==== Data shown

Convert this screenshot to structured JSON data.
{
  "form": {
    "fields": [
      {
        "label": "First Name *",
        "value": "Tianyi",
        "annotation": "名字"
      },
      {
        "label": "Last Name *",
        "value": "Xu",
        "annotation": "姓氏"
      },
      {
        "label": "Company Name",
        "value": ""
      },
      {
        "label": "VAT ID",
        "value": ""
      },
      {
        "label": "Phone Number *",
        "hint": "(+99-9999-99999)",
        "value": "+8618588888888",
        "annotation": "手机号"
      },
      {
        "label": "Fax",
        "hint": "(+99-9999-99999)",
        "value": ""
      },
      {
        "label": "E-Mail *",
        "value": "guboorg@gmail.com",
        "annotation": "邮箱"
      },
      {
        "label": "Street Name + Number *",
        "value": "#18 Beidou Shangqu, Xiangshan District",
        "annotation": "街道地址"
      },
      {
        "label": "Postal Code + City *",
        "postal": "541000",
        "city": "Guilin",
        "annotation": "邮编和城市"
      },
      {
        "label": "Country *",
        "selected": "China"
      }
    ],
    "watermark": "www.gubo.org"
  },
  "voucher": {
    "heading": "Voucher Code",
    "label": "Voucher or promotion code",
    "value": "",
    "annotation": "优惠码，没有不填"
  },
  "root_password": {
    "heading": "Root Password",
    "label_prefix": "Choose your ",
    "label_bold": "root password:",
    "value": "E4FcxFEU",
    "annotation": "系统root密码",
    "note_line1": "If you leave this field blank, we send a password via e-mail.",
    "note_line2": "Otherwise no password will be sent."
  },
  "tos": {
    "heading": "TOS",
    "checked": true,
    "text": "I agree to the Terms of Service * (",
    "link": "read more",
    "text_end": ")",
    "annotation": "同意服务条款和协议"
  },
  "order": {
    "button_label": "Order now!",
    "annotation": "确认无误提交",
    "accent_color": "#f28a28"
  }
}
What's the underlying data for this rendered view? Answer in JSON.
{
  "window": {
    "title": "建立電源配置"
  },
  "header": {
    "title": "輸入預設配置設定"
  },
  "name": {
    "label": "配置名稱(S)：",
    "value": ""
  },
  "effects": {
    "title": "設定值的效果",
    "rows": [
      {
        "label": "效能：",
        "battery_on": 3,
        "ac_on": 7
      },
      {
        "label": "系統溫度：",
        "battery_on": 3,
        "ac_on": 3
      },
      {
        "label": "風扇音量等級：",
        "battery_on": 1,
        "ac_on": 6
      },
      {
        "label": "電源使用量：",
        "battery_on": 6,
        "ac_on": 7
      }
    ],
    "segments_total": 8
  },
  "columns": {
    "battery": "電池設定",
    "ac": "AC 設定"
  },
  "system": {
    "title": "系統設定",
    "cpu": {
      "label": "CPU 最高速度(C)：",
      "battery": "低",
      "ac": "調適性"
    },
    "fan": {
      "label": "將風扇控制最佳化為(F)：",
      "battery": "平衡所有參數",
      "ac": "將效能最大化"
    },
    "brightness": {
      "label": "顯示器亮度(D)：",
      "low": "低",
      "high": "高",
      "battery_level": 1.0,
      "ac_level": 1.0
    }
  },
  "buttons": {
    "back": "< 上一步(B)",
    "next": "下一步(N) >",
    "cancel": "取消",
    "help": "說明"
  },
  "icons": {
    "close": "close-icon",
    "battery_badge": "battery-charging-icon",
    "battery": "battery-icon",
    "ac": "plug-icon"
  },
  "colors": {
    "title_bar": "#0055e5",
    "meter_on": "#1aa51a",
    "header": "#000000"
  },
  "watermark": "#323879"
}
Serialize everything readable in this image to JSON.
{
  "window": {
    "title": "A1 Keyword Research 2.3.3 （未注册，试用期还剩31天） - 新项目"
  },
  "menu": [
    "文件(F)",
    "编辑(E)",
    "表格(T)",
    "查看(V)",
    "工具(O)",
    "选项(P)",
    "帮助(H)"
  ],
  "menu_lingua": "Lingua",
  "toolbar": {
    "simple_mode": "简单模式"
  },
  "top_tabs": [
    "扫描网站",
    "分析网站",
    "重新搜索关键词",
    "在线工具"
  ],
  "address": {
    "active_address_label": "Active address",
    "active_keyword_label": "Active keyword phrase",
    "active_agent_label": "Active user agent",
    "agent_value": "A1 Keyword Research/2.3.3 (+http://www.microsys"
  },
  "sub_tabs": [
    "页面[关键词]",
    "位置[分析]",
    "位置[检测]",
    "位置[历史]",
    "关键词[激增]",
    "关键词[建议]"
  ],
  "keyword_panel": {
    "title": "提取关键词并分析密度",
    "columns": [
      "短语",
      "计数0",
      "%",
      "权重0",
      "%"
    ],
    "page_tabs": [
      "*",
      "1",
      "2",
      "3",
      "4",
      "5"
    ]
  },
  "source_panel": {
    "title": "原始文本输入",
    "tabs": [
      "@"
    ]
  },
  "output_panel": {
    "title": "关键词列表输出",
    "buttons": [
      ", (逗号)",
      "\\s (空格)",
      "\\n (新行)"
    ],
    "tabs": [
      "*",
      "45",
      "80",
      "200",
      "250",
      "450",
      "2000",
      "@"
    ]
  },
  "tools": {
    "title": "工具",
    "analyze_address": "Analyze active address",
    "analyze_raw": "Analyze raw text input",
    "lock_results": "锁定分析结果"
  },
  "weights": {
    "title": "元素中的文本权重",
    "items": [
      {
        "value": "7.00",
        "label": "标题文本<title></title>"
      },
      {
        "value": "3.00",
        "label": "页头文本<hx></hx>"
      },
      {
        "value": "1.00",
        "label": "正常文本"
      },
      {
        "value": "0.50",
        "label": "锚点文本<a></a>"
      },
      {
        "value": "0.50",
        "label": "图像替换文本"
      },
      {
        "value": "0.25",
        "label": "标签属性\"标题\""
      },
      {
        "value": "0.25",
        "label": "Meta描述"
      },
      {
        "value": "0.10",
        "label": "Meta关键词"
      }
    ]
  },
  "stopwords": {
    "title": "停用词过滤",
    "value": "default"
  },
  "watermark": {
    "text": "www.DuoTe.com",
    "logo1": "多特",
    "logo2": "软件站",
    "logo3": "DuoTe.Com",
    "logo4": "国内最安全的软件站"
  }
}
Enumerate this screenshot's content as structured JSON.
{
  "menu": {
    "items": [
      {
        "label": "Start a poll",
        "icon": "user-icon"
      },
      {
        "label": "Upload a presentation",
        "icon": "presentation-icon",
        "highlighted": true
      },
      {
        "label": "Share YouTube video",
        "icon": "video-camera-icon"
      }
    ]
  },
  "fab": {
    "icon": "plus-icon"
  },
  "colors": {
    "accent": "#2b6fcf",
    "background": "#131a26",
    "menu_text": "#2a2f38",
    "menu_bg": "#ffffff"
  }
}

========

Problem to work on:
Write every record out again, unaltered.

Response to this task:
Convert this screenshot to structured JSON data.
{
  "form": {
    "fields": [
      {
        "label": "First Name *",
        "value": "Tianyi",
        "annotation": "名字"
      },
      {
        "label": "Last Name *",
        "value": "Xu",
        "annotation": "姓氏"
      },
      {
        "label": "Company Name",
        "value": ""
      },
      {
        "label": "VAT ID",
        "value": ""
      },
      {
        "label": "Phone Number *",
        "hint": "(+99-9999-99999)",
        "value": "+8618588888888",
        "annotation": "手机号"
      },
      {
        "label": "Fax",
        "hint": "(+99-9999-99999)",
        "value": ""
      },
      {
        "label": "E-Mail *",
        "value": "guboorg@gmail.com",
        "annotation": "邮箱"
      },
      {
        "label": "Street Name + Number *",
        "value": "#18 Beidou Shangqu, Xiangshan District",
        "annotation": "街道地址"
      },
      {
        "label": "Postal Code + City *",
        "postal": "541000",
        "city": "Guilin",
        "annotation": "邮编和城市"
      },
      {
        "label": "Country *",
        "selected": "China"
      }
    ],
    "watermark": "www.gubo.org"
  },
  "voucher": {
    "heading": "Voucher Code",
    "label": "Voucher or promotion code",
    "value": "",
    "annotation": "优惠码，没有不填"
  },
  "root_password": {
    "heading": "Root Password",
    "label_prefix": "Choose your ",
    "label_bold": "root password:",
    "value": "E4FcxFEU",
    "annotation": "系统root密码",
    "note_line1": "If you leave this field blank, we send a password via e-mail.",
    "note_line2": "Otherwise no password will be sent."
  },
  "tos": {
    "heading": "TOS",
    "checked": true,
    "text": "I agree to the Terms of Service * (",
    "link": "read more",
    "text_end": ")",
    "annotation": "同意服务条款和协议"
  },
  "order": {
    "button_label": "Order now!",
    "annotation": "确认无误提交",
    "accent_color": "#f28a28"
  }
}
What's the underlying data for this rendered view? Answer in JSON.
{
  "window": {
    "title": "建立電源配置"
  },
  "header": {
    "title": "輸入預設配置設定"
  },
  "name": {
    "label": "配置名稱(S)：",
    "value": ""
  },
  "effects": {
    "title": "設定值的效果",
    "rows": [
      {
        "label": "效能：",
        "battery_on": 3,
        "ac_on": 7
      },
      {
        "label": "系統溫度：",
        "battery_on": 3,
        "ac_on": 3
      },
      {
        "label": "風扇音量等級：",
        "battery_on": 1,
        "ac_on": 6
      },
      {
        "label": "電源使用量：",
        "battery_on": 6,
        "ac_on": 7
      }
    ],
    "segments_total": 8
  },
  "columns": {
    "battery": "電池設定",
    "ac": "AC 設定"
  },
  "system": {
    "title": "系統設定",
    "cpu": {
      "label": "CPU 最高速度(C)：",
      "battery": "低",
      "ac": "調適性"
    },
    "fan": {
      "label": "將風扇控制最佳化為(F)：",
      "battery": "平衡所有參數",
      "ac": "將效能最大化"
    },
    "brightness": {
      "label": "顯示器亮度(D)：",
      "low": "低",
      "high": "高",
      "battery_level": 1.0,
      "ac_level": 1.0
    }
  },
  "buttons": {
    "back": "< 上一步(B)",
    "next": "下一步(N) >",
    "cancel": "取消",
    "help": "說明"
  },
  "icons": {
    "close": "close-icon",
    "battery_badge": "battery-charging-icon",
    "battery": "battery-icon",
    "ac": "plug-icon"
  },
  "colors": {
    "title_bar": "#0055e5",
    "meter_on": "#1aa51a",
    "header": "#000000"
  },
  "watermark": "#323879"
}
Serialize everything readable in this image to JSON.
{
  "window": {
    "title": "A1 Keyword Research 2.3.3 （未注册，试用期还剩31天） - 新项目"
  },
  "menu": [
    "文件(F)",
    "编辑(E)",
    "表格(T)",
    "查看(V)",
    "工具(O)",
    "选项(P)",
    "帮助(H)"
  ],
  "menu_lingua": "Lingua",
  "toolbar": {
    "simple_mode": "简单模式"
  },
  "top_tabs": [
    "扫描网站",
    "分析网站",
    "重新搜索关键词",
    "在线工具"
  ],
  "address": {
    "active_address_label": "Active address",
    "active_keyword_label": "Active keyword phrase",
    "active_agent_label": "Active user agent",
    "agent_value": "A1 Keyword Research/2.3.3 (+http://www.microsys"
  },
  "sub_tabs": [
    "页面[关键词]",
    "位置[分析]",
    "位置[检测]",
    "位置[历史]",
    "关键词[激增]",
    "关键词[建议]"
  ],
  "keyword_panel": {
    "title": "提取关键词并分析密度",
    "columns": [
      "短语",
      "计数0",
      "%",
      "权重0",
      "%"
    ],
    "page_tabs": [
      "*",
      "1",
      "2",
      "3",
      "4",
      "5"
    ]
  },
  "source_panel": {
    "title": "原始文本输入",
    "tabs": [
      "@"
    ]
  },
  "output_panel": {
    "title": "关键词列表输出",
    "buttons": [
      ", (逗号)",
      "\\s (空格)",
      "\\n (新行)"
    ],
    "tabs": [
      "*",
      "45",
      "80",
      "200",
      "250",
      "450",
      "2000",
      "@"
    ]
  },
  "tools": {
    "title": "工具",
    "analyze_address": "Analyze active address",
    "analyze_raw": "Analyze raw text input",
    "lock_results": "锁定分析结果"
  },
  "weights": {
    "title": "元素中的文本权重",
    "items": [
      {
        "value": "7.00",
        "label": "标题文本<title></title>"
      },
      {
        "value": "3.00",
        "label": "页头文本<hx></hx>"
      },
      {
        "value": "1.00",
        "label": "正常文本"
      },
      {
        "value": "0.50",
        "label": "锚点文本<a></a>"
      },
      {
        "value": "0.50",
        "label": "图像替换文本"
      },
      {
        "value": "0.25",
        "label": "标签属性\"标题\""
      },
      {
        "value": "0.25",
        "label": "Meta描述"
      },
      {
        "value": "0.10",
        "label": "Meta关键词"
      }
    ]
  },
  "stopwords": {
    "title": "停用词过滤",
    "value": "default"
  },
  "watermark": {
    "text": "www.DuoTe.com",
    "logo1": "多特",
    "logo2": "软件站",
    "logo3": "DuoTe.Com",
    "logo4": "国内最安全的软件站"
  }
}
Enumerate this screenshot's content as structured JSON.
{
  "menu": {
    "items": [
      {
        "label": "Start a poll",
        "icon": "user-icon"
      },
      {
        "label": "Upload a presentation",
        "icon": "presentation-icon",
        "highlighted": true
      },
      {
        "label": "Share YouTube video",
        "icon": "video-camera-icon"
      }
    ]
  },
  "fab": {
    "icon": "plus-icon"
  },
  "colors": {
    "accent": "#2b6fcf",
    "background": "#131a26",
    "menu_text": "#2a2f38",
    "menu_bg": "#ffffff"
  }
}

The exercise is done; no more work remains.